_Exercise requirements_
Reproduce the listing below exactly. Pictures do not belong in the copy.

^^^^

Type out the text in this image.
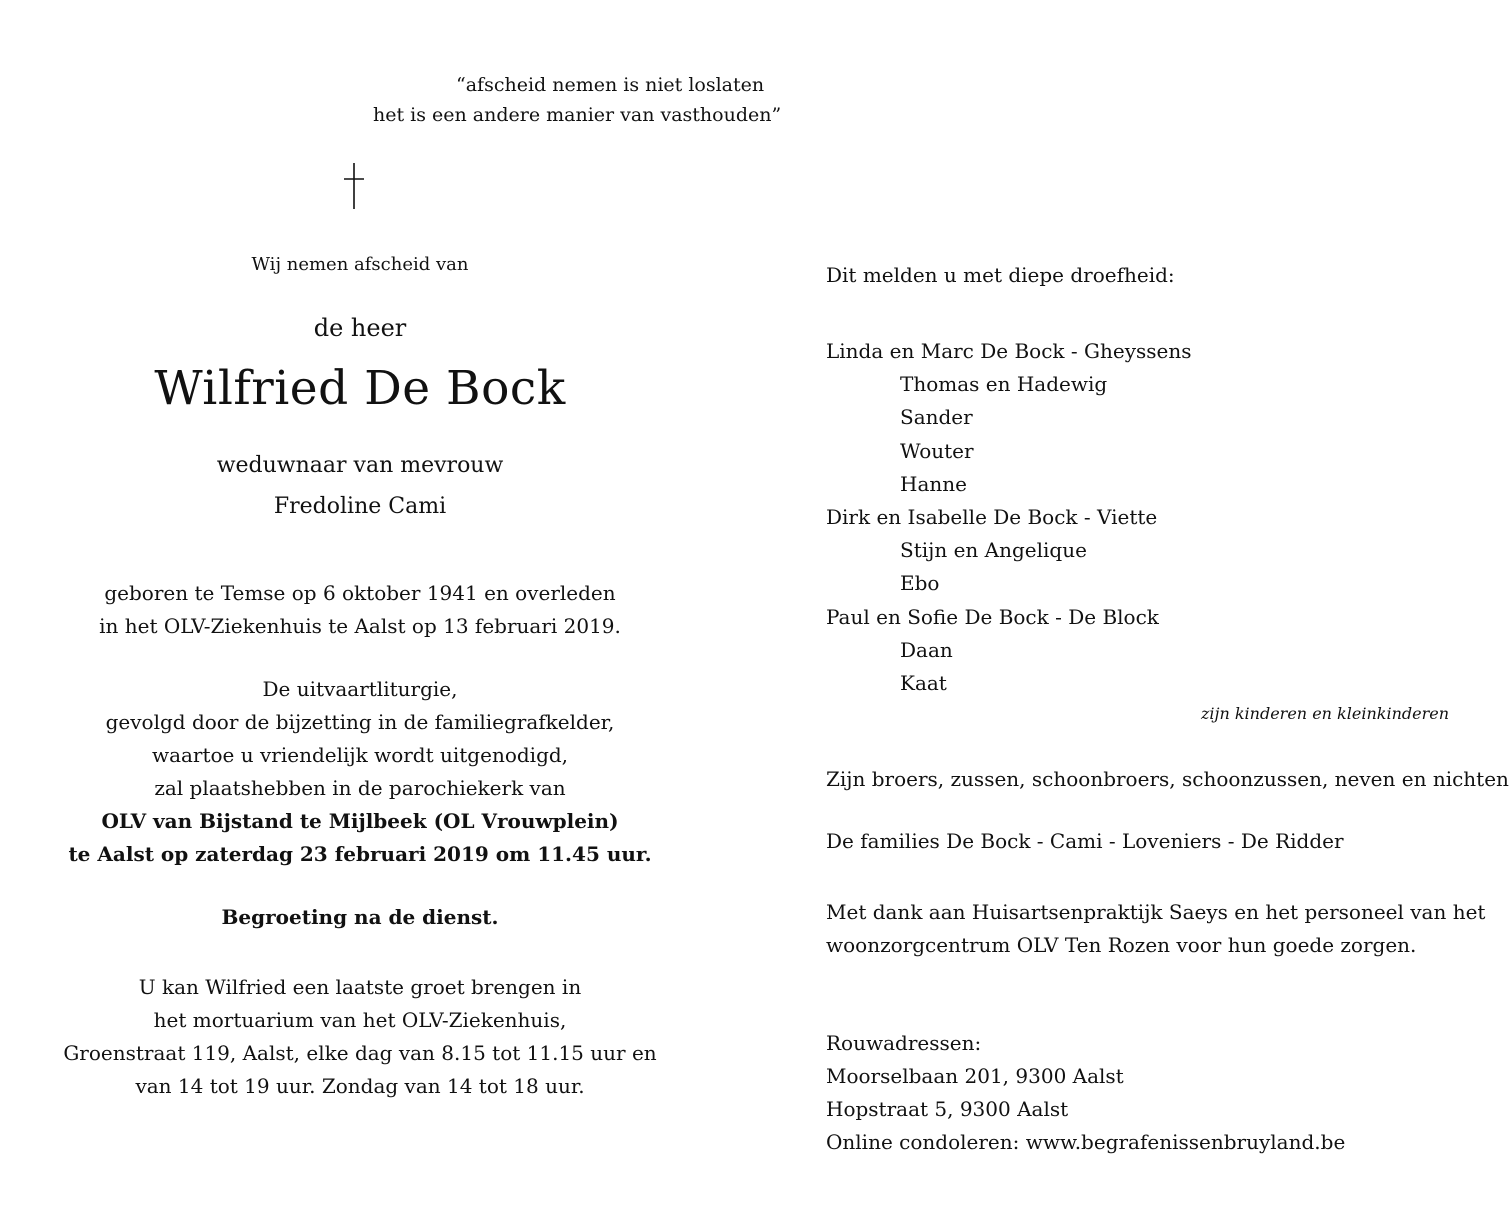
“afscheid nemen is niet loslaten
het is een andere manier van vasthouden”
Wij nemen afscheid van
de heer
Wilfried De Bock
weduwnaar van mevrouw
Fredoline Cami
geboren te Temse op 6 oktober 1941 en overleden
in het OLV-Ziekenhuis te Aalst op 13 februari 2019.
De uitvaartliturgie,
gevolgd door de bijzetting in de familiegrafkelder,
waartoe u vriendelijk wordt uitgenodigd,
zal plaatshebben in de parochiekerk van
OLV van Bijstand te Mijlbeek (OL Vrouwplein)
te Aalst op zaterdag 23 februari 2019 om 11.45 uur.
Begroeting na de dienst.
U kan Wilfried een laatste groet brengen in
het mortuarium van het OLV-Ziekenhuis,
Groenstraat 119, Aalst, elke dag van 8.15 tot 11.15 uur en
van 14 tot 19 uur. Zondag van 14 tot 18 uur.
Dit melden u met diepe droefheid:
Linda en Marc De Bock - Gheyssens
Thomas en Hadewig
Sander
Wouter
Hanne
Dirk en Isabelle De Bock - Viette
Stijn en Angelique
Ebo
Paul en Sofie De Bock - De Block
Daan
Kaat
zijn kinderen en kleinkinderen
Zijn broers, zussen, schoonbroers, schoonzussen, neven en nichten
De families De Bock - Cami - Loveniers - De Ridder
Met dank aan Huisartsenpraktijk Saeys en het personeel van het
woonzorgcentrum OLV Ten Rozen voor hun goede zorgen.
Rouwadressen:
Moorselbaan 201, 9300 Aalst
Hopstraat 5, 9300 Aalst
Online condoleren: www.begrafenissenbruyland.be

^^^^

_Task response_
Type out the text in this image.
“afscheid nemen is niet loslaten
het is een andere manier van vasthouden”
Wij nemen afscheid van
de heer
Wilfried De Bock
weduwnaar van mevrouw
Fredoline Cami
geboren te Temse op 6 oktober 1941 en overleden
in het OLV-Ziekenhuis te Aalst op 13 februari 2019.
De uitvaartliturgie,
gevolgd door de bijzetting in de familiegrafkelder,
waartoe u vriendelijk wordt uitgenodigd,
zal plaatshebben in de parochiekerk van
OLV van Bijstand te Mijlbeek (OL Vrouwplein)
te Aalst op zaterdag 23 februari 2019 om 11.45 uur.
Begroeting na de dienst.
U kan Wilfried een laatste groet brengen in
het mortuarium van het OLV-Ziekenhuis,
Groenstraat 119, Aalst, elke dag van 8.15 tot 11.15 uur en
van 14 tot 19 uur. Zondag van 14 tot 18 uur.
Dit melden u met diepe droefheid:
Linda en Marc De Bock - Gheyssens
Thomas en Hadewig
Sander
Wouter
Hanne
Dirk en Isabelle De Bock - Viette
Stijn en Angelique
Ebo
Paul en Sofie De Bock - De Block
Daan
Kaat
zijn kinderen en kleinkinderen
Zijn broers, zussen, schoonbroers, schoonzussen, neven en nichten
De families De Bock - Cami - Loveniers - De Ridder
Met dank aan Huisartsenpraktijk Saeys en het personeel van het
woonzorgcentrum OLV Ten Rozen voor hun goede zorgen.
Rouwadressen:
Moorselbaan 201, 9300 Aalst
Hopstraat 5, 9300 Aalst
Online condoleren: www.begrafenissenbruyland.be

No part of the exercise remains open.